Ne önemi var ki; “böyle başbakan mı olur, varlığı yokluğu belli değil sadece ortalıkta dolaşıyor” denilen Davutoğlu’na bile katlanamayan Erdoğan nasıl birini seçecek dersiniz?
Hırsıyla, ihtirasıyla bir adım önde gözüken Binali Yıldırım, Erdoğan’ın istediği başbakan türü olamaz. Ancak Binali Yıldırım’ın, o koltuğa oturmak için yapamayacağı yoktur. Hatta bir süre emir eri gibi, her şeye; “emredersiniz efendim” diyerek kraldan fazla kralcı olarak da davranır. Ancak, ilerleyen zamanda hırs ve ihtirasının durmayacağı, Erdoğan’a sorun çıkartacağı görünüyor.
AKP içerisinde, başbakanlık koltuğuna her ne pahasına olursa olsun, oturmak için açıktan çok büyük çaba gösteren, bu nedenle Erdoğan’ın nefsini okşayıcı davranışlara girişen tek isim Binali Yıldırım’dır.
Peki, Binali Yıldırım başbakan olabilir mi?
Kendini fiili başkan ilan eden Erdoğan, bu konsepte uygun olup- olmadığını aklıyla hareket ederek bir karar verecekse, Binali yıldırım başbakan olamaz. Eğer, nefsiyle, duygularıyla hareket ederse, 23 Mayıs’ta bilin ki başbakan Binali Yıldırım’dır.
Recep Tayyip Erdoğan henüz başbakan iken muhtemelen; “ilerde cumhurbaşkanı olursam, o da başbakan olur” düşüncesi ile partiye getirdiği isimlerden Numan Kurtulmuş’un da şansı var. Ancak yine de bugün için aranan başbakan türüne girmiyor.

§ §

Görev — Erdoğan'ın seçeceği başbakana dair metni son cümlesinden itibaren devam ettirin. Metnin ardından gelen satırların metinle hiçbir bağlantısı yoktur.

Veri kümesi içeriği —
§ §

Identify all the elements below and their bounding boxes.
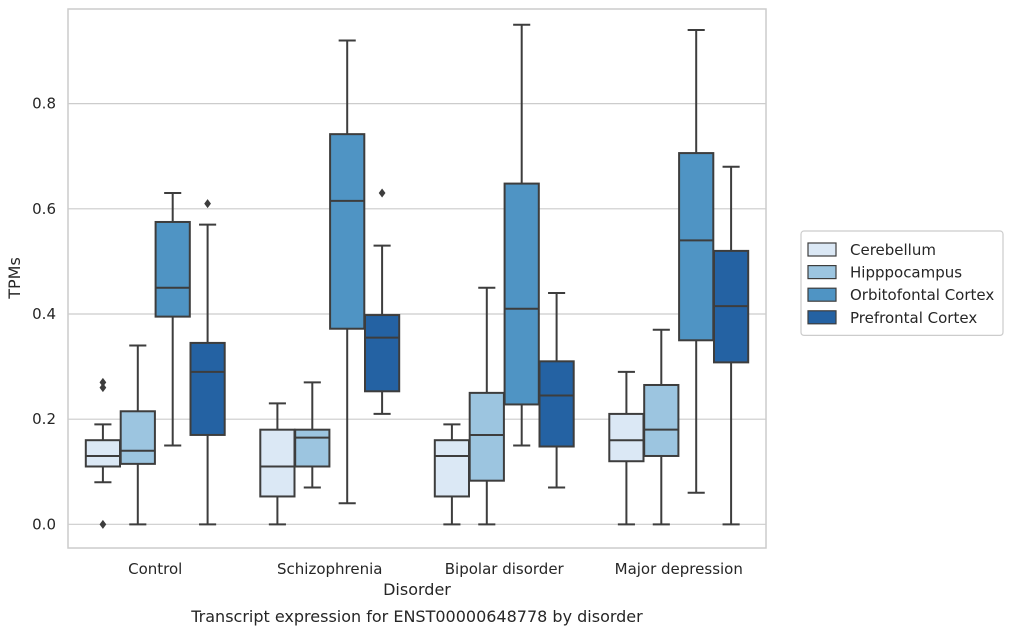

§ §

Sonuç —
Numan Kurtulmuş, Milli Görüşün teorisyenlerinden de sayılır. Ancak Sadet Partisi ve HAS parti genel başkanlıklarında AKP’ye önemli bindirmeleri de defosu!... O da Erbakan’ın öğrencilerinden, partiyi Erdoğan’ın elinden alma ihtimali var.
Bence, başbakan Berat Albayrak olmalı!.. Niçin?
Eğer Bilal kıskanmayacaksa, benim adayım Berat Albayrak!...
An itibariyle, Başbakanlık fiili olarak Cumhurbaşkanı Recep Tayyip Erdoğan’ın uhdesinde gözüküyor. Sadece, protokol gereği bir başbakana ihtiyacımız var, yani temsil görevini görecek… Belki bir de bakanlar arası koordinasyonu sağlayacak, Erdoğan’ın talimatlarını seri bir şekilde bakanlara ulaştıracak bir isim…
Zamandan da tasarruf olmaz mı? Akşam yemekleri önemli hale gelebilir.
Damatla, kayınbaba arasına kimse fitne de sokamaz!...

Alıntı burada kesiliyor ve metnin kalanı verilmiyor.